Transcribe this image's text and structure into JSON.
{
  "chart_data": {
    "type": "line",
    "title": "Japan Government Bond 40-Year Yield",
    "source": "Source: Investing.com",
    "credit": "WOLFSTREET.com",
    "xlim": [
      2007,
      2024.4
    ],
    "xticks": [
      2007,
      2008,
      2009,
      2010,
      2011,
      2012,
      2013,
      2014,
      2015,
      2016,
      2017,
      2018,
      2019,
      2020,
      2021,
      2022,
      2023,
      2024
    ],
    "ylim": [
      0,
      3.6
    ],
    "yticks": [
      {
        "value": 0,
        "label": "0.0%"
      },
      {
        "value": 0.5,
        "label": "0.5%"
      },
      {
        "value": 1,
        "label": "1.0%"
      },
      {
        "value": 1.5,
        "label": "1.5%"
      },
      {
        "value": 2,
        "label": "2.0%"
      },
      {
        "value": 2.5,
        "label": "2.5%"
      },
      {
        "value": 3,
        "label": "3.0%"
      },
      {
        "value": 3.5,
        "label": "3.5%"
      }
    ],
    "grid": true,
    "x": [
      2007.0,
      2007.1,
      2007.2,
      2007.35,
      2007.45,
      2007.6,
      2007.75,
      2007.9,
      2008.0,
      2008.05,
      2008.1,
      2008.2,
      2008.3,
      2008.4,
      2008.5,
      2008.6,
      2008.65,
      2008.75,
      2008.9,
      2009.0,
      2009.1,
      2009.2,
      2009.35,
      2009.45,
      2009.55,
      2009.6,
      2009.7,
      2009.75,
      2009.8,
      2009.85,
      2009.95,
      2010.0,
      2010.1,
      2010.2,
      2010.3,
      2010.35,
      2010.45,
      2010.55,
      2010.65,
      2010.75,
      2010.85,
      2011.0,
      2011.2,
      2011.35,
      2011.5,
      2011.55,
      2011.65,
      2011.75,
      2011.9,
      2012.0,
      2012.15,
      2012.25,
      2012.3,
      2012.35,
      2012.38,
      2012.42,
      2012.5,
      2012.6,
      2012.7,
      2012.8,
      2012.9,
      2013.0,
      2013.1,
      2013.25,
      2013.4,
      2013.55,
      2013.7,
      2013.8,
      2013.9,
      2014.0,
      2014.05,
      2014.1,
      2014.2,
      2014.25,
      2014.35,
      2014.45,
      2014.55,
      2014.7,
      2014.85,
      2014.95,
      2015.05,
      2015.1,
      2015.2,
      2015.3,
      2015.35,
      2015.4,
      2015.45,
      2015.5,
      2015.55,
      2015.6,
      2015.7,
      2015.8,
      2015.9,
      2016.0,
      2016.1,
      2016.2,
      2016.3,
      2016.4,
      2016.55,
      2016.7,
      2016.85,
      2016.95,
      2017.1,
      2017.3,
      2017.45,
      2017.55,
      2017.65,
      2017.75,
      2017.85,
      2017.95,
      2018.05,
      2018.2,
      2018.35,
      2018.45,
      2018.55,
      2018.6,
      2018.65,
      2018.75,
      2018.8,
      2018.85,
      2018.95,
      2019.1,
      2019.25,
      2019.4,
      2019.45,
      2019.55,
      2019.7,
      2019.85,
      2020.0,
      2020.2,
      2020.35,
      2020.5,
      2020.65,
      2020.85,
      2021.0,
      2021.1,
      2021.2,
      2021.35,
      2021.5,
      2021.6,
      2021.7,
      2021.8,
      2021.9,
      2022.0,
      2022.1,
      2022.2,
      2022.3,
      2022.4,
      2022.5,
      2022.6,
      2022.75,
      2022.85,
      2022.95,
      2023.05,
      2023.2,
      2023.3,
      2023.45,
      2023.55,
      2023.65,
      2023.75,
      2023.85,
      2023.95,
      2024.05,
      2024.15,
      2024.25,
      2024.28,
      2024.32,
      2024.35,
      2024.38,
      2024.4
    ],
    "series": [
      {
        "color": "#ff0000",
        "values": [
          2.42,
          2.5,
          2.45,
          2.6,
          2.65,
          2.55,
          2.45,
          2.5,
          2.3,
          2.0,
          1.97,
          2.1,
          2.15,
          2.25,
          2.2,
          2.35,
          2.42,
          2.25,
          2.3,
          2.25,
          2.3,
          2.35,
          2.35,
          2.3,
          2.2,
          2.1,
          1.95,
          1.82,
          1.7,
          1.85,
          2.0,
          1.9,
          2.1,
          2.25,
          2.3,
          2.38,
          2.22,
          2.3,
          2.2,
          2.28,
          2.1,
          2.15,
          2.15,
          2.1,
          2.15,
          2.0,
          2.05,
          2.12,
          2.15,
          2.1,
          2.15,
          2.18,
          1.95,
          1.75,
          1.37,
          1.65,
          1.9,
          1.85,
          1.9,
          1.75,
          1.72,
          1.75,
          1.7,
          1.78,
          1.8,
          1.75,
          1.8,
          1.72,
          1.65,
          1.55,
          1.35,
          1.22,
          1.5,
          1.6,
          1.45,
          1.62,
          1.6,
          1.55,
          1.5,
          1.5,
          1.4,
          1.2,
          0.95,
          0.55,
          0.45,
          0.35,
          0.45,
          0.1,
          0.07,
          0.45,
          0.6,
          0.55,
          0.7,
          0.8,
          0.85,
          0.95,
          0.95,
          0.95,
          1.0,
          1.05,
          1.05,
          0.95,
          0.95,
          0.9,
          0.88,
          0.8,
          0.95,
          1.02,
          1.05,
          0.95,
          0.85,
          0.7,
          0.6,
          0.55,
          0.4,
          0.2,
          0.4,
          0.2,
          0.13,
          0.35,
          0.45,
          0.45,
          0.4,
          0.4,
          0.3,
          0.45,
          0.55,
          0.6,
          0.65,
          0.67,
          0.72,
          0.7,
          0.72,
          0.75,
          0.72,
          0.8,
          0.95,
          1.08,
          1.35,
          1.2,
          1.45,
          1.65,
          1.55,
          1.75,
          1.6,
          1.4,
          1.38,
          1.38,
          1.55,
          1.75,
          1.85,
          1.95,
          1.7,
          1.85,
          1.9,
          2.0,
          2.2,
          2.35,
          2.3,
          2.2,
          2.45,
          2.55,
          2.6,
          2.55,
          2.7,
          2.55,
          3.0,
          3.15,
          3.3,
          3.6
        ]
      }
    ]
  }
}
________
### Set task
Set down all of the data above, word for word.

### Expected output
Transcribe this image's text and structure into JSON.
{
  "chart_data": {
    "type": "line",
    "title": "Japan Government Bond 40-Year Yield",
    "source": "Source: Investing.com",
    "credit": "WOLFSTREET.com",
    "xlim": [
      2007,
      2024.4
    ],
    "xticks": [
      2007,
      2008,
      2009,
      2010,
      2011,
      2012,
      2013,
      2014,
      2015,
      2016,
      2017,
      2018,
      2019,
      2020,
      2021,
      2022,
      2023,
      2024
    ],
    "ylim": [
      0,
      3.6
    ],
    "yticks": [
      {
        "value": 0,
        "label": "0.0%"
      },
      {
        "value": 0.5,
        "label": "0.5%"
      },
      {
        "value": 1,
        "label": "1.0%"
      },
      {
        "value": 1.5,
        "label": "1.5%"
      },
      {
        "value": 2,
        "label": "2.0%"
      },
      {
        "value": 2.5,
        "label": "2.5%"
      },
      {
        "value": 3,
        "label": "3.0%"
      },
      {
        "value": 3.5,
        "label": "3.5%"
      }
    ],
    "grid": true,
    "x": [
      2007.0,
      2007.1,
      2007.2,
      2007.35,
      2007.45,
      2007.6,
      2007.75,
      2007.9,
      2008.0,
      2008.05,
      2008.1,
      2008.2,
      2008.3,
      2008.4,
      2008.5,
      2008.6,
      2008.65,
      2008.75,
      2008.9,
      2009.0,
      2009.1,
      2009.2,
      2009.35,
      2009.45,
      2009.55,
      2009.6,
      2009.7,
      2009.75,
      2009.8,
      2009.85,
      2009.95,
      2010.0,
      2010.1,
      2010.2,
      2010.3,
      2010.35,
      2010.45,
      2010.55,
      2010.65,
      2010.75,
      2010.85,
      2011.0,
      2011.2,
      2011.35,
      2011.5,
      2011.55,
      2011.65,
      2011.75,
      2011.9,
      2012.0,
      2012.15,
      2012.25,
      2012.3,
      2012.35,
      2012.38,
      2012.42,
      2012.5,
      2012.6,
      2012.7,
      2012.8,
      2012.9,
      2013.0,
      2013.1,
      2013.25,
      2013.4,
      2013.55,
      2013.7,
      2013.8,
      2013.9,
      2014.0,
      2014.05,
      2014.1,
      2014.2,
      2014.25,
      2014.35,
      2014.45,
      2014.55,
      2014.7,
      2014.85,
      2014.95,
      2015.05,
      2015.1,
      2015.2,
      2015.3,
      2015.35,
      2015.4,
      2015.45,
      2015.5,
      2015.55,
      2015.6,
      2015.7,
      2015.8,
      2015.9,
      2016.0,
      2016.1,
      2016.2,
      2016.3,
      2016.4,
      2016.55,
      2016.7,
      2016.85,
      2016.95,
      2017.1,
      2017.3,
      2017.45,
      2017.55,
      2017.65,
      2017.75,
      2017.85,
      2017.95,
      2018.05,
      2018.2,
      2018.35,
      2018.45,
      2018.55,
      2018.6,
      2018.65,
      2018.75,
      2018.8,
      2018.85,
      2018.95,
      2019.1,
      2019.25,
      2019.4,
      2019.45,
      2019.55,
      2019.7,
      2019.85,
      2020.0,
      2020.2,
      2020.35,
      2020.5,
      2020.65,
      2020.85,
      2021.0,
      2021.1,
      2021.2,
      2021.35,
      2021.5,
      2021.6,
      2021.7,
      2021.8,
      2021.9,
      2022.0,
      2022.1,
      2022.2,
      2022.3,
      2022.4,
      2022.5,
      2022.6,
      2022.75,
      2022.85,
      2022.95,
      2023.05,
      2023.2,
      2023.3,
      2023.45,
      2023.55,
      2023.65,
      2023.75,
      2023.85,
      2023.95,
      2024.05,
      2024.15,
      2024.25,
      2024.28,
      2024.32,
      2024.35,
      2024.38,
      2024.4
    ],
    "series": [
      {
        "color": "#ff0000",
        "values": [
          2.42,
          2.5,
          2.45,
          2.6,
          2.65,
          2.55,
          2.45,
          2.5,
          2.3,
          2.0,
          1.97,
          2.1,
          2.15,
          2.25,
          2.2,
          2.35,
          2.42,
          2.25,
          2.3,
          2.25,
          2.3,
          2.35,
          2.35,
          2.3,
          2.2,
          2.1,
          1.95,
          1.82,
          1.7,
          1.85,
          2.0,
          1.9,
          2.1,
          2.25,
          2.3,
          2.38,
          2.22,
          2.3,
          2.2,
          2.28,
          2.1,
          2.15,
          2.15,
          2.1,
          2.15,
          2.0,
          2.05,
          2.12,
          2.15,
          2.1,
          2.15,
          2.18,
          1.95,
          1.75,
          1.37,
          1.65,
          1.9,
          1.85,
          1.9,
          1.75,
          1.72,
          1.75,
          1.7,
          1.78,
          1.8,
          1.75,
          1.8,
          1.72,
          1.65,
          1.55,
          1.35,
          1.22,
          1.5,
          1.6,
          1.45,
          1.62,
          1.6,
          1.55,
          1.5,
          1.5,
          1.4,
          1.2,
          0.95,
          0.55,
          0.45,
          0.35,
          0.45,
          0.1,
          0.07,
          0.45,
          0.6,
          0.55,
          0.7,
          0.8,
          0.85,
          0.95,
          0.95,
          0.95,
          1.0,
          1.05,
          1.05,
          0.95,
          0.95,
          0.9,
          0.88,
          0.8,
          0.95,
          1.02,
          1.05,
          0.95,
          0.85,
          0.7,
          0.6,
          0.55,
          0.4,
          0.2,
          0.4,
          0.2,
          0.13,
          0.35,
          0.45,
          0.45,
          0.4,
          0.4,
          0.3,
          0.45,
          0.55,
          0.6,
          0.65,
          0.67,
          0.72,
          0.7,
          0.72,
          0.75,
          0.72,
          0.8,
          0.95,
          1.08,
          1.35,
          1.2,
          1.45,
          1.65,
          1.55,
          1.75,
          1.6,
          1.4,
          1.38,
          1.38,
          1.55,
          1.75,
          1.85,
          1.95,
          1.7,
          1.85,
          1.9,
          2.0,
          2.2,
          2.35,
          2.3,
          2.2,
          2.45,
          2.55,
          2.6,
          2.55,
          2.7,
          2.55,
          3.0,
          3.15,
          3.3,
          3.6
        ]
      }
    ]
  }
}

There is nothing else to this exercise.